### INSTRUCTIONS TO FOLLOW:
Type out the data exactly as given. Skip any image.

### Some records:
● ● ● ● ●

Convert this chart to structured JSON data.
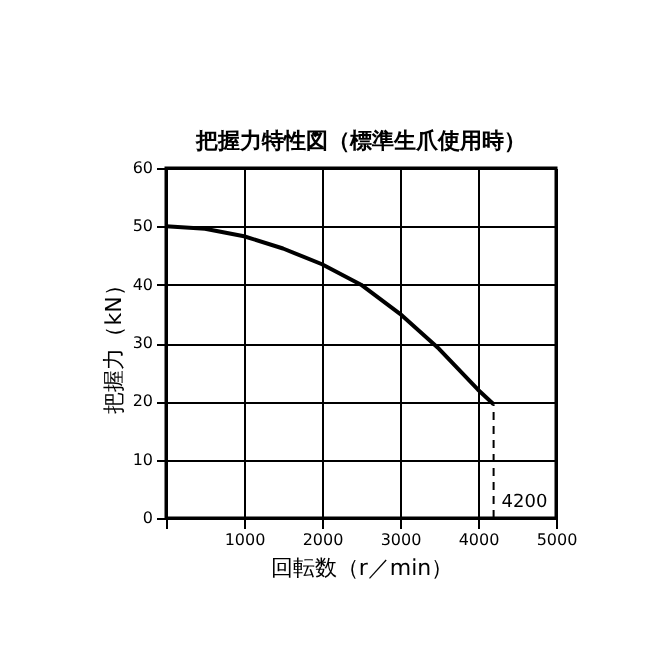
{
  "chart_data": {
    "type": "line",
    "title": "把握力特性図（標準生爪使用時）",
    "xlabel": "回転数（r／min）",
    "ylabel": "把握力（kN）",
    "x": [
      0,
      500,
      1000,
      1500,
      2000,
      2500,
      3000,
      3500,
      4000,
      4200
    ],
    "series": [
      {
        "color": "#000000",
        "values": [
          50,
          49.6,
          48.3,
          46.2,
          43.5,
          40,
          35,
          29,
          22,
          19.5
        ]
      }
    ],
    "xlim": [
      0,
      5000
    ],
    "ylim": [
      0,
      60
    ],
    "xticks": [
      {
        "value": 0,
        "label": null
      },
      1000,
      2000,
      3000,
      4000,
      5000
    ],
    "yticks": [
      0,
      10,
      20,
      30,
      40,
      50,
      60
    ],
    "ref_lines": [
      {
        "axis": "x",
        "value": 4200,
        "label": "4200",
        "line_style": "dashed"
      }
    ],
    "grid": true,
    "marker": "none",
    "line_style": "solid"
  }
}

● ● ● ● ●

### FINISHED ANSWER:
Convert this chart to structured JSON data.
{
  "chart_data": {
    "type": "line",
    "title": "把握力特性図（標準生爪使用時）",
    "xlabel": "回転数（r／min）",
    "ylabel": "把握力（kN）",
    "x": [
      0,
      500,
      1000,
      1500,
      2000,
      2500,
      3000,
      3500,
      4000,
      4200
    ],
    "series": [
      {
        "color": "#000000",
        "values": [
          50,
          49.6,
          48.3,
          46.2,
          43.5,
          40,
          35,
          29,
          22,
          19.5
        ]
      }
    ],
    "xlim": [
      0,
      5000
    ],
    "ylim": [
      0,
      60
    ],
    "xticks": [
      {
        "value": 0,
        "label": null
      },
      1000,
      2000,
      3000,
      4000,
      5000
    ],
    "yticks": [
      0,
      10,
      20,
      30,
      40,
      50,
      60
    ],
    "ref_lines": [
      {
        "axis": "x",
        "value": 4200,
        "label": "4200",
        "line_style": "dashed"
      }
    ],
    "grid": true,
    "marker": "none",
    "line_style": "solid"
  }
}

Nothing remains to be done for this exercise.